§ DESCRIPTION OF THE TASK
In the listing that follows, how many lines contain the string "address"? Provide only the number.

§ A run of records
———
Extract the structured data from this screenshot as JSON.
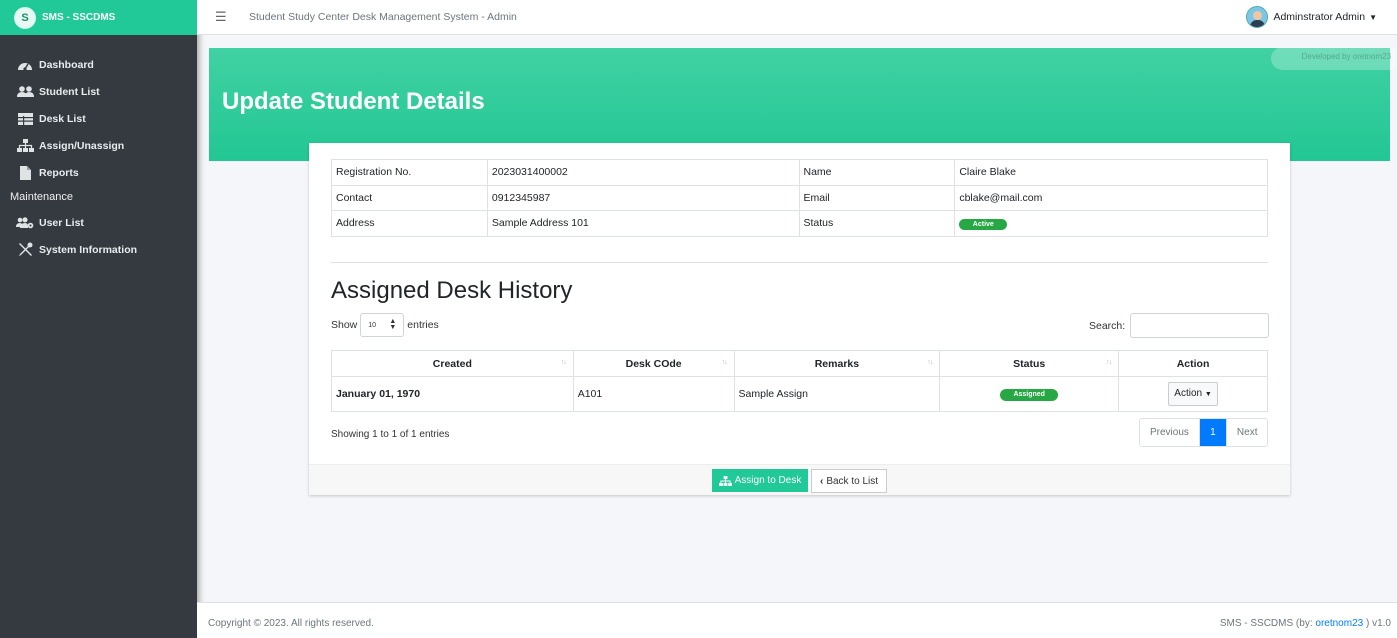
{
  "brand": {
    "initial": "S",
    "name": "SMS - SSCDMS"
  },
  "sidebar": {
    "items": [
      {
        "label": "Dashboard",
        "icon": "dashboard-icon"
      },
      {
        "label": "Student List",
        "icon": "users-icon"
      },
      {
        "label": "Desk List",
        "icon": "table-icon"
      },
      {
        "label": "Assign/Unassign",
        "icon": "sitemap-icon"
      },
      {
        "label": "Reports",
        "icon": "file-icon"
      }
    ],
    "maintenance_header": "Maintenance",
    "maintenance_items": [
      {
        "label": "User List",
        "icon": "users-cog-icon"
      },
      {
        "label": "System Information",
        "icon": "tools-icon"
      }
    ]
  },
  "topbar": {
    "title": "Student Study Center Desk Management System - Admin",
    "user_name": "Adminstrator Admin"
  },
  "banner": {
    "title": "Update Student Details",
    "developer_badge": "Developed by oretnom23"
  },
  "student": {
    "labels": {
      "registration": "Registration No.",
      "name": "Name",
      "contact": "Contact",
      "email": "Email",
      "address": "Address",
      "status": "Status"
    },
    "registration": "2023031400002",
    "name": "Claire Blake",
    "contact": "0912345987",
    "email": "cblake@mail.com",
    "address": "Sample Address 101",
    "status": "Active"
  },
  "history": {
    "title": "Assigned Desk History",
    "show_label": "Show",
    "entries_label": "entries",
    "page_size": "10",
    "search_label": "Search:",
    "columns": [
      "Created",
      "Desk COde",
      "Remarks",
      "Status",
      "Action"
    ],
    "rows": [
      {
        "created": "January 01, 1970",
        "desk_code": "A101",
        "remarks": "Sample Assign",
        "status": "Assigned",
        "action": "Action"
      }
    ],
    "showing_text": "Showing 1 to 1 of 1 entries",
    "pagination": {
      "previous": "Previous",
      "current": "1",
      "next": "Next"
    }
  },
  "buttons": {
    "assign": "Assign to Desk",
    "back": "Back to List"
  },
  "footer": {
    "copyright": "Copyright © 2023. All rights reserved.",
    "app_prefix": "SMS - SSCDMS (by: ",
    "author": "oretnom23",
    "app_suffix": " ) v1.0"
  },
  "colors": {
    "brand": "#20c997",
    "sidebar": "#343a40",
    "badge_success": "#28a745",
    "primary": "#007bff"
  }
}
———
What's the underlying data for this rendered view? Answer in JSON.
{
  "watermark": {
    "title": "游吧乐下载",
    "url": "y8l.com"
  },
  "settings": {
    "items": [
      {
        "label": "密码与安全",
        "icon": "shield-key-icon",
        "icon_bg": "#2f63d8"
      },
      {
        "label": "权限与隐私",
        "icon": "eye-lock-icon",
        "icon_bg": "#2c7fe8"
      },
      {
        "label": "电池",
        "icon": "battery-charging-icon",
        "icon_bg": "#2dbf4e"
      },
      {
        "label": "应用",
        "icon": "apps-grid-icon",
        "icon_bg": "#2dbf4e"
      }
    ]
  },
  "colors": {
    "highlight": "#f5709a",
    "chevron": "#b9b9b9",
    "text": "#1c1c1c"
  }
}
———
§ THE ANSWER
2